**TRECHO DE ORIGEM**:
----

Uma forma de se interpretar esta oração contínua é a liturgia das Horas, pois no decorrer do dia, a Igreja e cada cristão vão desfilando suas preces como um rosário ininterrupto. Hoje sabemos que o dia, teoricamente dividido em 24 horas corresponde ao movimento de rotação que a terra faz em torno da linha dos seus pólos exatamente em 23 horas, 56 minutos e 4 segundos. Interessante notar que esta rotação se faz de oeste para leste, isto é, versus oriente, direção em que se inspira a oração, já que o nosso Salvador veio do Oriente. Até parece que a terra mesma executa o seu movimento vital sempre em direção do Oriente, atraída pelo sol, símbolo maior de Cristo, como uma oração sem interrupção. Por isso é que uma vida de oração é orientada, isto é, voltada para o Oriente de onde nos proveio da salvação.

As horas canônicas da oração.

----

Um bloco de dados:
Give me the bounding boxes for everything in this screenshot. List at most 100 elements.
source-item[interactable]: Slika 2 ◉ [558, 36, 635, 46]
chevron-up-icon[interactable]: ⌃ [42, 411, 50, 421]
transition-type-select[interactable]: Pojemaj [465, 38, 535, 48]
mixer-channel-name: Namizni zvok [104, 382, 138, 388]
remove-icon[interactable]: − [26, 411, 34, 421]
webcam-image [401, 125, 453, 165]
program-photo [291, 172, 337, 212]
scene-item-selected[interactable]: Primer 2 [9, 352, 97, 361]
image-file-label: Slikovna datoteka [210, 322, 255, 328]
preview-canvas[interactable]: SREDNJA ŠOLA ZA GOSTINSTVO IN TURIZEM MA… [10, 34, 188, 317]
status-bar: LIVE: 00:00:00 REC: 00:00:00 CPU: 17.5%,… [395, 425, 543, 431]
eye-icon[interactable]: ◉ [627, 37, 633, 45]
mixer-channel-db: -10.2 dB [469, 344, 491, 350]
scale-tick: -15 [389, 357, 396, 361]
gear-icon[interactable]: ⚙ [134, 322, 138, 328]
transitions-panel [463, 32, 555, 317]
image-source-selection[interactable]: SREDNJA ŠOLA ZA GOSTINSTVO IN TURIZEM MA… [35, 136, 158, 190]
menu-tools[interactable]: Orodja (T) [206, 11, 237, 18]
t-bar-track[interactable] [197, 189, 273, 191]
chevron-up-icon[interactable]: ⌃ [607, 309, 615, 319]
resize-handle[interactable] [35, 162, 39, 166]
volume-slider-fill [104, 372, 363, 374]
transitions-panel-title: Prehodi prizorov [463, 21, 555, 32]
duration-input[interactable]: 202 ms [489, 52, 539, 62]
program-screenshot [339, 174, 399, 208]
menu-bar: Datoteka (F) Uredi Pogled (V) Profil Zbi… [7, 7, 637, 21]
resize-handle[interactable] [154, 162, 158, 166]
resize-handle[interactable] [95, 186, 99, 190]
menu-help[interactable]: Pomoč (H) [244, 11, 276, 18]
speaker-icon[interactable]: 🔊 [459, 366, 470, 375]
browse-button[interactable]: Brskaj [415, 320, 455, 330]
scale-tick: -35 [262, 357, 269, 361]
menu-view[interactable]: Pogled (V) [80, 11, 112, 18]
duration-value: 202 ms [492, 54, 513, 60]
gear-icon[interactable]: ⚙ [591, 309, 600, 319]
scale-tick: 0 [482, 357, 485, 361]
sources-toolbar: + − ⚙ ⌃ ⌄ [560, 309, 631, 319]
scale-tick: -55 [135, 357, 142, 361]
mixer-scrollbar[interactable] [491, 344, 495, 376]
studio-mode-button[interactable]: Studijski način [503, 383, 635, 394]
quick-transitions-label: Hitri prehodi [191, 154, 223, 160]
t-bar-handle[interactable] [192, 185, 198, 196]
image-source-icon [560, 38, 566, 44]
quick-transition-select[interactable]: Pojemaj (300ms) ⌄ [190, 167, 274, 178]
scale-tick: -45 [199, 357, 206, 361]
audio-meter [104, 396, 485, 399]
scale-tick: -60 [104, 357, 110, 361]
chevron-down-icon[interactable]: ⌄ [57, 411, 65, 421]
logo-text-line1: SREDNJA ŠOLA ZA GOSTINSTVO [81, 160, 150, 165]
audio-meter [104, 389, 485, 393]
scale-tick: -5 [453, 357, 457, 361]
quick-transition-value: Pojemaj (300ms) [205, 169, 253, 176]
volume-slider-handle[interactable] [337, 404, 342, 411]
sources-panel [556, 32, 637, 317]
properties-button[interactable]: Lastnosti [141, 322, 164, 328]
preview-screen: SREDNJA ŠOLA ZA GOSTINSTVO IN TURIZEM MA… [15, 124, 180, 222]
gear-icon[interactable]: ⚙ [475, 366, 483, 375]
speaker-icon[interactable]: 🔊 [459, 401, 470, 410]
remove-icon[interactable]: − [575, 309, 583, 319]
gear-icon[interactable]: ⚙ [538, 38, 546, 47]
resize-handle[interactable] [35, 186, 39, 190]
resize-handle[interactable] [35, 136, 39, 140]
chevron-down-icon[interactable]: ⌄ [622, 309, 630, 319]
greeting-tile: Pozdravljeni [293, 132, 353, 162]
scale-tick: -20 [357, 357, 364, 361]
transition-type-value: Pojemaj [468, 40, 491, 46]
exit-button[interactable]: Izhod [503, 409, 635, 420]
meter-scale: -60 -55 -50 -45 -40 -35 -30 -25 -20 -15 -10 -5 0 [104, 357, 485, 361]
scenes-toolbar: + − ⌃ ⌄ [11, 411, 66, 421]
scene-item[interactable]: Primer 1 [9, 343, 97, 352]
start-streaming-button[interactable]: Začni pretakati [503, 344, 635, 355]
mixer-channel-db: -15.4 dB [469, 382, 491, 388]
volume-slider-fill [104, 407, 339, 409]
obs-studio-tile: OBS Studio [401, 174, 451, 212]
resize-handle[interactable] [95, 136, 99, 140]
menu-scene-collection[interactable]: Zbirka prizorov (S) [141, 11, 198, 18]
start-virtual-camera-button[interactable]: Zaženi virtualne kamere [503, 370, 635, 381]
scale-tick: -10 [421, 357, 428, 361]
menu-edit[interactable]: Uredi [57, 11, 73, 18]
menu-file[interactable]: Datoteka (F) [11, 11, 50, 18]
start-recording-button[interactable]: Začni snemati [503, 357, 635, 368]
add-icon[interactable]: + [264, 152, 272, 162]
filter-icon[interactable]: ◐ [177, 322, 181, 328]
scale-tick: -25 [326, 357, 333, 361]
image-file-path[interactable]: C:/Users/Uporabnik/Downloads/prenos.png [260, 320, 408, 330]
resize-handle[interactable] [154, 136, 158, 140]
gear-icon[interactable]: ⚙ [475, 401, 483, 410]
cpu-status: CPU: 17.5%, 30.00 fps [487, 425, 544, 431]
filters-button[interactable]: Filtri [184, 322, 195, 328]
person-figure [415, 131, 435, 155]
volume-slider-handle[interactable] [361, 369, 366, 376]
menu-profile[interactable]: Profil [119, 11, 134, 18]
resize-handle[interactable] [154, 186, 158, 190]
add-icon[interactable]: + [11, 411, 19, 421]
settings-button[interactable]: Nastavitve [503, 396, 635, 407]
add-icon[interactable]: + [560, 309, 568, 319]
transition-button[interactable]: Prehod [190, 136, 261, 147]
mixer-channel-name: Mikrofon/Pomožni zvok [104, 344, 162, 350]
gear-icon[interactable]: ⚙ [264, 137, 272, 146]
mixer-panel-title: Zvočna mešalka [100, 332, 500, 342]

----

**INSTRUÇÕES**:
(1) Altere o trecho sobre a liturgia das Horas, reproduzindo tudo desde "Uma forma de" até "canônicas da oração." e substituindo "rotação" por "giro".
(2) Resuma em duas frases o trecho sobre a liturgia das Horas.
Os registros constituem um material à parte, independente do trecho.

**RESPOSTAS DOS EXERCÍCIOS**:
(1)
Uma forma de se interpretar esta oração contínua é a liturgia das Horas, pois no decorrer do dia, a Igreja e cada cristão vão desfilando suas preces como um rosário ininterrupto. Hoje sabemos que o dia, teoricamente dividido em 24 horas corresponde ao movimento de giro que a terra faz em torno da linha dos seus pólos exatamente em 23 horas, 56 minutos e 4 segundos. Interessante notar que esta giro se faz de oeste para leste, isto é, versus oriente, direção em que se inspira a oração, já que o nosso Salvador veio do Oriente. Até parece que a terra mesma executa o seu movimento vital sempre em direção do Oriente, atraída pelo sol, símbolo maior de Cristo, como uma oração sem interrupção. Por isso é que uma vida de oração é orientada, isto é, voltada para o Oriente de onde nos proveio da salvação.

As horas canônicas da oração.

(2) A liturgia das Horas é uma forma de interpretar a oração contínua, pela qual a Igreja e cada cristão desfiam suas preces ao longo do dia como um rosário ininterrupto. A terra gira de oeste para leste, em direção ao Oriente, de onde veio o Salvador, e por isso uma vida de oração é orientada, voltada para o Oriente de onde veio a salvação.